(SHORT EXERCISE): Show every line where "true" occurs.

[Lines of data]
=======

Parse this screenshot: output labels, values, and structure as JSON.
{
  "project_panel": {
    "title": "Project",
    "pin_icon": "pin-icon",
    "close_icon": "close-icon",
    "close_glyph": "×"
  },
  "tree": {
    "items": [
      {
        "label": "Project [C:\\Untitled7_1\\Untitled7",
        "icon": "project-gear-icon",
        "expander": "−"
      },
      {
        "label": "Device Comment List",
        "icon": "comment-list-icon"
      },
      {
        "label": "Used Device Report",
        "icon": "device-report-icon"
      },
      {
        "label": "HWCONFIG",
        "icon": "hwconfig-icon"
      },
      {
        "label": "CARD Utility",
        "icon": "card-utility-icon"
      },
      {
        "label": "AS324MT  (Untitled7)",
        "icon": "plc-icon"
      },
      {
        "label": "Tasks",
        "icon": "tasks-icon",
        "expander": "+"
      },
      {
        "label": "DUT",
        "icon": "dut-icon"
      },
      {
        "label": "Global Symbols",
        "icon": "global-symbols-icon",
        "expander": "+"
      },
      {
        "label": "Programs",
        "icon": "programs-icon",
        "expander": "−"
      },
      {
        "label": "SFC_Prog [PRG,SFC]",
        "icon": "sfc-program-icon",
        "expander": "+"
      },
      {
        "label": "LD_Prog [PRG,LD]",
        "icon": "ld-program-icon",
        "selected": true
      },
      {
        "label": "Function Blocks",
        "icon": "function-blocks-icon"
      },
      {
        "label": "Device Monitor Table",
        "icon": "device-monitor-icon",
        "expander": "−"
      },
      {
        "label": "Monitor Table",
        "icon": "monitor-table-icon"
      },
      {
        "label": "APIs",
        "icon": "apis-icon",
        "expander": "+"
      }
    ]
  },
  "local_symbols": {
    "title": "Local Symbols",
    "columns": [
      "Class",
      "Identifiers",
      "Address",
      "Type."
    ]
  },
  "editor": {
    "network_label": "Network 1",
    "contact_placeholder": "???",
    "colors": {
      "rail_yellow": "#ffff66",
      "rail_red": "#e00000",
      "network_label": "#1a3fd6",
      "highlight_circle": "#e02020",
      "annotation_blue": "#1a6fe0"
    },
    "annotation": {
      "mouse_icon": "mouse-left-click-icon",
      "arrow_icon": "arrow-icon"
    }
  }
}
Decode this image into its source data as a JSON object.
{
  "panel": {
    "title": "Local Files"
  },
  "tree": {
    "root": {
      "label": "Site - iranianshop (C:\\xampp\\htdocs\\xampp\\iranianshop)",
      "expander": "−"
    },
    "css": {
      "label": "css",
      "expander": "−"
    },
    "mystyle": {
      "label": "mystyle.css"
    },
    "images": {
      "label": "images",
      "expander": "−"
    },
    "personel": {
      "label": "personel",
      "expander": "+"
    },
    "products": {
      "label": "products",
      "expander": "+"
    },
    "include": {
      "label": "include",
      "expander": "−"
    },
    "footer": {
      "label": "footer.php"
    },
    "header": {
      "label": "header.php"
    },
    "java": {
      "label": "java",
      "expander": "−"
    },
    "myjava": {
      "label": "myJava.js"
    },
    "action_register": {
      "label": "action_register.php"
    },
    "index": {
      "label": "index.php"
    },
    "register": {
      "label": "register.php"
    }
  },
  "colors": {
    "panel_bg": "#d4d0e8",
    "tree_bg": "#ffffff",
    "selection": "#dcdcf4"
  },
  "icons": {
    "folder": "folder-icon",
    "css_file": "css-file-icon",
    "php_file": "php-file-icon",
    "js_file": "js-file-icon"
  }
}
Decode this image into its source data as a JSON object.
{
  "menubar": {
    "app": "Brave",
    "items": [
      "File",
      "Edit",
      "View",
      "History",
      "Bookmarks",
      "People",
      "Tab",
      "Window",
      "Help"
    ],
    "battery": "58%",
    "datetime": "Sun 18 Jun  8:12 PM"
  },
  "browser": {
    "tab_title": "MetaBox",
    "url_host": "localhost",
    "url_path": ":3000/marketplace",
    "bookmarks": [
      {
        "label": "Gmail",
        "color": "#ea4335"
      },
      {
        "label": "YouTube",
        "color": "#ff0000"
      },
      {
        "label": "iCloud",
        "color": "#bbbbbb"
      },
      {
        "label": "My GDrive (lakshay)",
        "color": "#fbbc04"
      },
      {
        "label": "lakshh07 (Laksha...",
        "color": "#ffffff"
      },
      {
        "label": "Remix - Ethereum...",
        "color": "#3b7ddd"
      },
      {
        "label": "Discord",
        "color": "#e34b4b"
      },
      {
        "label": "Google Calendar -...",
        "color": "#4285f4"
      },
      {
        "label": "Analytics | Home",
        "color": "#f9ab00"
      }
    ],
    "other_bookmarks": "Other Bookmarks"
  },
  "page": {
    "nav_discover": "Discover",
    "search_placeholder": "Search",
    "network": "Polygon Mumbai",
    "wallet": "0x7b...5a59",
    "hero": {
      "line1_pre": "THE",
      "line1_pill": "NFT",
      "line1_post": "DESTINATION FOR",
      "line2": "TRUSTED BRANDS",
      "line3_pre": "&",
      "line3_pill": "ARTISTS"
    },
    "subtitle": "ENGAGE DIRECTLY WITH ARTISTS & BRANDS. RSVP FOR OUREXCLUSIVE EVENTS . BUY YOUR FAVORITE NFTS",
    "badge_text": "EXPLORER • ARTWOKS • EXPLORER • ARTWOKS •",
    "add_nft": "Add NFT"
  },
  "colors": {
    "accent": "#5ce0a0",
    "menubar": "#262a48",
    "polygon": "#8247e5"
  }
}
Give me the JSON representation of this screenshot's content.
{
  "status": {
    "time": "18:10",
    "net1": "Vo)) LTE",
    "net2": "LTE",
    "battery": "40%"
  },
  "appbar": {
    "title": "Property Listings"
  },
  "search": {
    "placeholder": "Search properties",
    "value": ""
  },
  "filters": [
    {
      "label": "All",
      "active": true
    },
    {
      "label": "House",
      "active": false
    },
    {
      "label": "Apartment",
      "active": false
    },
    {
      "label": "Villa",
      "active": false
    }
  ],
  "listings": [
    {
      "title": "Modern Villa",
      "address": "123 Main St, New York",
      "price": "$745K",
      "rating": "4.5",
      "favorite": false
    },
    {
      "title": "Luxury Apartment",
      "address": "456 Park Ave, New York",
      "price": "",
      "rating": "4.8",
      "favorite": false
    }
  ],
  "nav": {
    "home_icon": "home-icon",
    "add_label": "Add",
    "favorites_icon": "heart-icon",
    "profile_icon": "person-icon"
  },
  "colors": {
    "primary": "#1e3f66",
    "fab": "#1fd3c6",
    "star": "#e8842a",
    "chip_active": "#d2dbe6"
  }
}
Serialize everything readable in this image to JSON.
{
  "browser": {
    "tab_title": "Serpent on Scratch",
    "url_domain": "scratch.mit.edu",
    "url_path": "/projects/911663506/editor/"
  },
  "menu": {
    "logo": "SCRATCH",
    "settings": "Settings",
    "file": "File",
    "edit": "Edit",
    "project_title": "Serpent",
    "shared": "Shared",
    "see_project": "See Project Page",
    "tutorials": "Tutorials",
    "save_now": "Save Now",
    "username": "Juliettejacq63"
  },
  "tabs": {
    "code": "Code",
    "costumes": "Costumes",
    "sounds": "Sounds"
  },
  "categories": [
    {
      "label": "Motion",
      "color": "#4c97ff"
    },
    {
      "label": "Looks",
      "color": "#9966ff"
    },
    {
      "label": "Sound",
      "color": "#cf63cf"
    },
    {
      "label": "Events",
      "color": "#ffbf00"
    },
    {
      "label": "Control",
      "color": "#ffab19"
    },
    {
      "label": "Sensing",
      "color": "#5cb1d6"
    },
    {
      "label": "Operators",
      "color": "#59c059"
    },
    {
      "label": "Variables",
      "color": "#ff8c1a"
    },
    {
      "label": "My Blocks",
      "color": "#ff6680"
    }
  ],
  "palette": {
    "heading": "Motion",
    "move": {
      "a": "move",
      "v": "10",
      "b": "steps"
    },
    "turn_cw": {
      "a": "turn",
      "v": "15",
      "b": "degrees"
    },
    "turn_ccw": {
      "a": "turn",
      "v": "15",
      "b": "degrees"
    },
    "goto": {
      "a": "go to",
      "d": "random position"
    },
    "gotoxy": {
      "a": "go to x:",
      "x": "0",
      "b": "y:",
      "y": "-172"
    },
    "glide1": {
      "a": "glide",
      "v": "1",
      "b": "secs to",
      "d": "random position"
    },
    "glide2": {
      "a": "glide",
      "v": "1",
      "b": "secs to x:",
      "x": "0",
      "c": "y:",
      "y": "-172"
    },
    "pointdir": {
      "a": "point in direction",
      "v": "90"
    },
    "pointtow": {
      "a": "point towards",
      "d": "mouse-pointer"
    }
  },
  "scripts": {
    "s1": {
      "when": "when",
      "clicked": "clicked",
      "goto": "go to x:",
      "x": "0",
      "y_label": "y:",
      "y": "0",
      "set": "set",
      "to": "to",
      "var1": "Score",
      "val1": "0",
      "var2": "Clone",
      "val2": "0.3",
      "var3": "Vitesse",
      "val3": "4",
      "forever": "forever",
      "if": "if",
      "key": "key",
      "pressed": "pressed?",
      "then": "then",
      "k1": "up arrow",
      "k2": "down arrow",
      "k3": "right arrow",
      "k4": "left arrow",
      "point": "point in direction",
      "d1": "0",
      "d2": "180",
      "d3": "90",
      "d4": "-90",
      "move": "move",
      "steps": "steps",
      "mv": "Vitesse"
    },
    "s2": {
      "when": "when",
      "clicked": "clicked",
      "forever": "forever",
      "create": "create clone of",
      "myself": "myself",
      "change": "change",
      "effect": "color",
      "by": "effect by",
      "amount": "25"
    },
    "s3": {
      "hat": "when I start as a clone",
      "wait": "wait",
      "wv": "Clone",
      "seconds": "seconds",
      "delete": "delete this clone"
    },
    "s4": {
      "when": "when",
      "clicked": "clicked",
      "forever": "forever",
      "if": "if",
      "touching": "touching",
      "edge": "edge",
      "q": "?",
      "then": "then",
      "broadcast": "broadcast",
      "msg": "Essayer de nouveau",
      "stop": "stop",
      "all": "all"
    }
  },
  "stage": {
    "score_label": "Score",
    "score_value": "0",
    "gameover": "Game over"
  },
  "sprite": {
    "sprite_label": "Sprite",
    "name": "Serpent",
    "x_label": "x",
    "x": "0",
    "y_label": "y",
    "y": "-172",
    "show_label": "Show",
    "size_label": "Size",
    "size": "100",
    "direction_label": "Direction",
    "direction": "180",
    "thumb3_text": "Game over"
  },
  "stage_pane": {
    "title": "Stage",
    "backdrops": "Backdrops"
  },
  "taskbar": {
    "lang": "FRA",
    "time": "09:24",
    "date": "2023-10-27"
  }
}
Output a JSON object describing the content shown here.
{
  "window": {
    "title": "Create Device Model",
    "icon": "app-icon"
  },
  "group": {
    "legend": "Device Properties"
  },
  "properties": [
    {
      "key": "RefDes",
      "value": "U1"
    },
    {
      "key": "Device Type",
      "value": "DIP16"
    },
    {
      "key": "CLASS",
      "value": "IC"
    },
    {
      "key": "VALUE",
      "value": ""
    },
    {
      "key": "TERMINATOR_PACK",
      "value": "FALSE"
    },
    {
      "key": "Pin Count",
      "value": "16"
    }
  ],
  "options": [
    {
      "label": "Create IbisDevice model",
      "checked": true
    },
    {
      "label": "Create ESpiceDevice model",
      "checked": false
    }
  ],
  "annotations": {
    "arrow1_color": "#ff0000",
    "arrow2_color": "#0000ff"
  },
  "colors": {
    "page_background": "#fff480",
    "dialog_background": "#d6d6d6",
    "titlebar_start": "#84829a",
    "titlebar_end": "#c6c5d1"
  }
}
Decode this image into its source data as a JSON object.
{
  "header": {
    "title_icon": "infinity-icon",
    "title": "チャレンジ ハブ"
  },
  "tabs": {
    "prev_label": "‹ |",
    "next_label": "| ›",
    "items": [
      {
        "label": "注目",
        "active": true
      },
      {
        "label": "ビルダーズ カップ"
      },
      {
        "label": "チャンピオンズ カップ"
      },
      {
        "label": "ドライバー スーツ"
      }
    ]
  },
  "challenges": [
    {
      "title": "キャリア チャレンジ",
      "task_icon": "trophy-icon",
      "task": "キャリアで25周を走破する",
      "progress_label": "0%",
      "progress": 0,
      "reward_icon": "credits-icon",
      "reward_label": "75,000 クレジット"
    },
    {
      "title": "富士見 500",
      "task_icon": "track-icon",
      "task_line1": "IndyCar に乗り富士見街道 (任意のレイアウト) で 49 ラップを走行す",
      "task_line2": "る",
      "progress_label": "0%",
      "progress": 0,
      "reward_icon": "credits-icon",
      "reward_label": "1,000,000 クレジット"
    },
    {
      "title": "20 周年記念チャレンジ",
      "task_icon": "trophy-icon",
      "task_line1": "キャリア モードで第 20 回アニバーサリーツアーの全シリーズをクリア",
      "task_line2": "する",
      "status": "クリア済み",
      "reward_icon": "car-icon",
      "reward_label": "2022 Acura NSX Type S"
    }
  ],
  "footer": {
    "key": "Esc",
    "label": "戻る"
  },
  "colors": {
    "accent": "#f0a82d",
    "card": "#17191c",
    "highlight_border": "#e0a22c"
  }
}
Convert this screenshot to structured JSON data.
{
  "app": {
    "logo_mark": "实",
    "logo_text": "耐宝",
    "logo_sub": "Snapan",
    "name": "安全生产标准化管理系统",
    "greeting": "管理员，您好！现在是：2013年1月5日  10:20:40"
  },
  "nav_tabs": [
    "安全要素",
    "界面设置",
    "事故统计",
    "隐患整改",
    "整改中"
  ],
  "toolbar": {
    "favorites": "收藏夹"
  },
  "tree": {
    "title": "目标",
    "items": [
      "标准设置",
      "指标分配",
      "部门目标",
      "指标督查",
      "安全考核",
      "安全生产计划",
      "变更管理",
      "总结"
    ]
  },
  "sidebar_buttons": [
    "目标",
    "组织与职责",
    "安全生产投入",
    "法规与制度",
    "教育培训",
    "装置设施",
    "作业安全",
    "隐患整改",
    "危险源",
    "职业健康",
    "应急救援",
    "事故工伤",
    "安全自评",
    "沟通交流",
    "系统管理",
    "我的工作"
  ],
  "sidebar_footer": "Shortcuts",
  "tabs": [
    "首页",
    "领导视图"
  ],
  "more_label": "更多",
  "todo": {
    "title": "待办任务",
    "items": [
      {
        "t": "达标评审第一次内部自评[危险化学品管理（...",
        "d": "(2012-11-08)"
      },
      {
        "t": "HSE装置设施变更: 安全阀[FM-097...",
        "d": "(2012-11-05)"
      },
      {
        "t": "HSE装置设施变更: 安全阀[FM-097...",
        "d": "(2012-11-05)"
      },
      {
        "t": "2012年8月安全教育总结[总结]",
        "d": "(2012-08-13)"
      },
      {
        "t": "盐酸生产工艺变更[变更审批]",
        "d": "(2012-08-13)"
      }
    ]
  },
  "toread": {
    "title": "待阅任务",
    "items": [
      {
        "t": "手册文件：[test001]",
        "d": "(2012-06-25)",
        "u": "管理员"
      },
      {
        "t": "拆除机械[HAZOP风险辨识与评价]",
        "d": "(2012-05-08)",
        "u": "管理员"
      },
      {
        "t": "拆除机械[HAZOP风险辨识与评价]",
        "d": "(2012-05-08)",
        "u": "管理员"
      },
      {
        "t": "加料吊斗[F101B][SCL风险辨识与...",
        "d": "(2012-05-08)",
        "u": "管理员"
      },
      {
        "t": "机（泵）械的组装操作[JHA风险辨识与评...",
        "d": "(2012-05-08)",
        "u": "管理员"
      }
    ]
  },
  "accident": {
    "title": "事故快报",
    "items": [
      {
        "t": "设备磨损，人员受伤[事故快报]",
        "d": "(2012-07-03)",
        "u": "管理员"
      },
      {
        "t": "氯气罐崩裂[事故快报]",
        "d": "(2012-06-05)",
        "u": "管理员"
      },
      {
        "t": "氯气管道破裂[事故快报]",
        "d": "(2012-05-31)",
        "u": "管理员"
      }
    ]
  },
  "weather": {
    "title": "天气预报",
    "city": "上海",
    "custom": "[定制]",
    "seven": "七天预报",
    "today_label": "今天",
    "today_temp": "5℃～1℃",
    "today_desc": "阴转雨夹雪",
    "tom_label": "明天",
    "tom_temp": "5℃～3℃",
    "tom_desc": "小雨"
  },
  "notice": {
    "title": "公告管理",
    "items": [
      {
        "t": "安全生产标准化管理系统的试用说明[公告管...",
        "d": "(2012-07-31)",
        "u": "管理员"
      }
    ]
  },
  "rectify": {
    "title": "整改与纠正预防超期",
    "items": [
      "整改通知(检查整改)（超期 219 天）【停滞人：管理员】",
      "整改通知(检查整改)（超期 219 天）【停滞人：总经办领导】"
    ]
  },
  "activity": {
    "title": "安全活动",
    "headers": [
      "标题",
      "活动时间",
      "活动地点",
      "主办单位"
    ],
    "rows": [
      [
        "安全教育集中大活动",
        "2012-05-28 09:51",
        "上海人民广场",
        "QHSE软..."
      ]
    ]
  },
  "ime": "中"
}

=======

(ANSWER TO THIS PROBLEM):
        "selected": true
      "active": true
      "checked": true
        "active": true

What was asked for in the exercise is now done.